[Sección de texto]:
•••••

Ella era la llena de gracia, la que en ella Dios quería habitar y habitaba de manera especial, la poseída por el Espíritu Santo que la cubriría con su sombra para que el Hijo que de ella naciera fuera el Hijo del Altísimo. ¡Cómo no iba María a cantar al Señor desbandándose de gozo su corazón cuando ella se sentía tan agraciada del Señor! Se sentía humilde y pequeña pero reconocía la obra de Dios en su corazón pero que también a través de ella iba a ser camino de una humanidad nueva y renovada. María se había convertido en camino para hacernos llegar el Reino de Dios porque nos traería a Jesús; se sentía instrumento de Dios y no se cansaba de cantar a Dios y de dar gracias reconociendo las maravillas del Señor.
Fue el camino de María, un camino de Sí y de amor, de humildad y de servicio, de apertura a Dios pero también de ojos atentos siempre para mirar con una mirada nueva a los demás; un camino el de María en el que ella iba a ser referencia de comunión en los discípulos reunidos en el cenáculo y de estímulo y ejemplo para la oración que entonces hacían en la espera del Espíritu prometido que ella ya llevaba en su corazón desde la anunciación del ángel en Nazaret. Y es que en María se estaban dando las señales de ese Reino nuevo de Dios, María vivía las señales del Reino de Dios, porque ella había convertido con su Si a Dios en el único Señor de su vida.
Hoy, concluido el camino de su vida terrenal, la vemos subir gloriosa a la gloria de los cielos como primicia de la creación entera que por su Hijo había sido redimida. Si ella fue preservada en virtud de los méritos de su Hijo del pecado original y por ello la proclamamos Inmaculada, limpia de toda culpa y de todo pecado desde el primer instante de su Concepción, ahora también la contemplamos, elevada en cuerpo y alma a los cielos, coronada de gloria y esplendor participando de la gloria del cielo. No quiso Dios, como expresamos en el prefacio, ‘que conociera la corrupción del sepulcro la mujer que por obra del Espíritu, concibió en su seno al autor de la vida, Jesucristo, el Señor’.

•••••

[Extracto de datos]:
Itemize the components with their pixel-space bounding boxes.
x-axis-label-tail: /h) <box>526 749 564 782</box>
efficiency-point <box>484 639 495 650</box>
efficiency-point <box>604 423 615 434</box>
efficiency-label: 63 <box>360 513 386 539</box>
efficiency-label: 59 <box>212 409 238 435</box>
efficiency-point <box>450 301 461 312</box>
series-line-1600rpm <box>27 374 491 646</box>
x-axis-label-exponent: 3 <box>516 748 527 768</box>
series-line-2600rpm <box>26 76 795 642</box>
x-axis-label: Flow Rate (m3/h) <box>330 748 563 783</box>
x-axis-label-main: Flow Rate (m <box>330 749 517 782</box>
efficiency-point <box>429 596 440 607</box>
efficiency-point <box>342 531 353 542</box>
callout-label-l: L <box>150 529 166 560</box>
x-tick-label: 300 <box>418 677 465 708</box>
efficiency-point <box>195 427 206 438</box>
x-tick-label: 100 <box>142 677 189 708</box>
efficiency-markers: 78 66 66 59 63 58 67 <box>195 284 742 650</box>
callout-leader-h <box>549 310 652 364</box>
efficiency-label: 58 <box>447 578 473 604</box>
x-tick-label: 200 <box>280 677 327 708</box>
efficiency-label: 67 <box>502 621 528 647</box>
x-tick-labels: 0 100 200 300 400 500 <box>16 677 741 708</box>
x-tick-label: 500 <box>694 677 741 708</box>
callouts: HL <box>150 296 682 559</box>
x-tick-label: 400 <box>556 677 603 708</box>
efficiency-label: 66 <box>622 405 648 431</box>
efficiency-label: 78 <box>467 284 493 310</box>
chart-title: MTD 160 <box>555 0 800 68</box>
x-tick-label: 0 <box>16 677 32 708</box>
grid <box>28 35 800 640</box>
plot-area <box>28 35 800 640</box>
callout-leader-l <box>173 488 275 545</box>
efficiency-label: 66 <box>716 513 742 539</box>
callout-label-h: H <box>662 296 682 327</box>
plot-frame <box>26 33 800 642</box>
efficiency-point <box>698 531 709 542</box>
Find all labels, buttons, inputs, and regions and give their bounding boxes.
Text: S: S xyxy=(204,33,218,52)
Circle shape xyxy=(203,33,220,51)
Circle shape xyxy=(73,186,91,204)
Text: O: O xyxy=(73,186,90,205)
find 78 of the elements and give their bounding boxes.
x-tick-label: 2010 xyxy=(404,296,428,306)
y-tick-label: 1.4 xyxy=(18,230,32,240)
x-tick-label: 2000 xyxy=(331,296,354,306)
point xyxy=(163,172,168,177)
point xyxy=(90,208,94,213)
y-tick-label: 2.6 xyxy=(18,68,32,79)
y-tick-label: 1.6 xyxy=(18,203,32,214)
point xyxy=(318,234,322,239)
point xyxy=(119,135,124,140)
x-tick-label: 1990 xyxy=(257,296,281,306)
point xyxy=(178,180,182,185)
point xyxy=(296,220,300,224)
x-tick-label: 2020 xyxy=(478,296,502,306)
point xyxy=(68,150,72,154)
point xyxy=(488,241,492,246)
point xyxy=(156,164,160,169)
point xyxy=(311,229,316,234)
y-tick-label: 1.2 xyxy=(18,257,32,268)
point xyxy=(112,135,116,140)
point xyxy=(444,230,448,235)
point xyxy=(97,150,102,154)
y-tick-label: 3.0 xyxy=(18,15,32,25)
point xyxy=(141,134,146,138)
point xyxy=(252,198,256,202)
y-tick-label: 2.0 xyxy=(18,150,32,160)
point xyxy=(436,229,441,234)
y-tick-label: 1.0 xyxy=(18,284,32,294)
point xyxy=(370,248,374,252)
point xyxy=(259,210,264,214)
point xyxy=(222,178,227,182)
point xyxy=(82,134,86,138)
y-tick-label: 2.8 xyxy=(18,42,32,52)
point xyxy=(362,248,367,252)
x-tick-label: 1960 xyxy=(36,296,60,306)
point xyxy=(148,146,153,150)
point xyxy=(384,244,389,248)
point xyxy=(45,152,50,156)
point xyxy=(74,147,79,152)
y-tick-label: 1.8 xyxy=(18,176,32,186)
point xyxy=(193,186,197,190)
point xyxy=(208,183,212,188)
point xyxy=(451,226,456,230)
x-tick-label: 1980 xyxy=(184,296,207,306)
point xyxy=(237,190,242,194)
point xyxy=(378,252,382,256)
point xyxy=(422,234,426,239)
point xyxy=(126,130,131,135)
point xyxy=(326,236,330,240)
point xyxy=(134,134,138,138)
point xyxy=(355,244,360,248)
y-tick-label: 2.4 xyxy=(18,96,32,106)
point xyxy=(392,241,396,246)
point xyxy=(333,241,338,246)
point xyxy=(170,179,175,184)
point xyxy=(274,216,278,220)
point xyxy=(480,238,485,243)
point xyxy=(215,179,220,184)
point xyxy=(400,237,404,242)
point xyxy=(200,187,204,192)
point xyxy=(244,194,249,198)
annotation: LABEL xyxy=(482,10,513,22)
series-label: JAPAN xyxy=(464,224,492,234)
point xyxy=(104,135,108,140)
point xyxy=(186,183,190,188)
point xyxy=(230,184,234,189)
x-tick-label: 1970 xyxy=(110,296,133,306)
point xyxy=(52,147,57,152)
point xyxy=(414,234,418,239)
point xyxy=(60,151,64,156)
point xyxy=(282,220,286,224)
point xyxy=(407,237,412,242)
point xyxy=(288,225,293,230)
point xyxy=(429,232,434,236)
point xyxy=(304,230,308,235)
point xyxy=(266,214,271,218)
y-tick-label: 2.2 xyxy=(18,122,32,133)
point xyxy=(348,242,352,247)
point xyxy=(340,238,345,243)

•••••

[Consigna A]: Reproduce palabra por palabra el fragmento del texto sobre María que comienza con "Fue el camino" y sigue hasta "de su vida.".
[Consigna B]: Convierte en una lista breve el párrafo del texto sobre María que empieza con "Hoy, concluido el camino", conservando sus datos principales.

[Respuesta correcta A]:
Fue el camino de María, un camino de Sí y de amor, de humildad y de servicio, de apertura a Dios pero también de ojos atentos siempre para mirar con una mirada nueva a los demás; un camino el de María en el que ella iba a ser referencia de comunión en los discípulos reunidos en el cenáculo y de estímulo y ejemplo para la oración que entonces hacían en la espera del Espíritu prometido que ella ya llevaba en su corazón desde la anunciación del ángel en Nazaret. Y es que en María se estaban dando las señales de ese Reino nuevo de Dios, María vivía las señales del Reino de Dios, porque ella había convertido con su Si a Dios en el único Señor de su vida.

[Respuesta correcta B]:
- Terminada su vida terrenal, María sube gloriosa a los cielos como primicia de la creación redimida por su Hijo.
- Por los méritos de su Hijo fue preservada del pecado original, y por eso se la proclama Inmaculada, limpia de toda culpa desde el primer instante de su Concepción.
- Ahora se la contempla elevada en cuerpo y alma a los cielos, coronada de gloria y esplendor.
- Según el prefacio, Dios no quiso que conociera la corrupción del sepulcro la mujer que, por obra del Espíritu, concibió a Jesucristo, autor de la vida.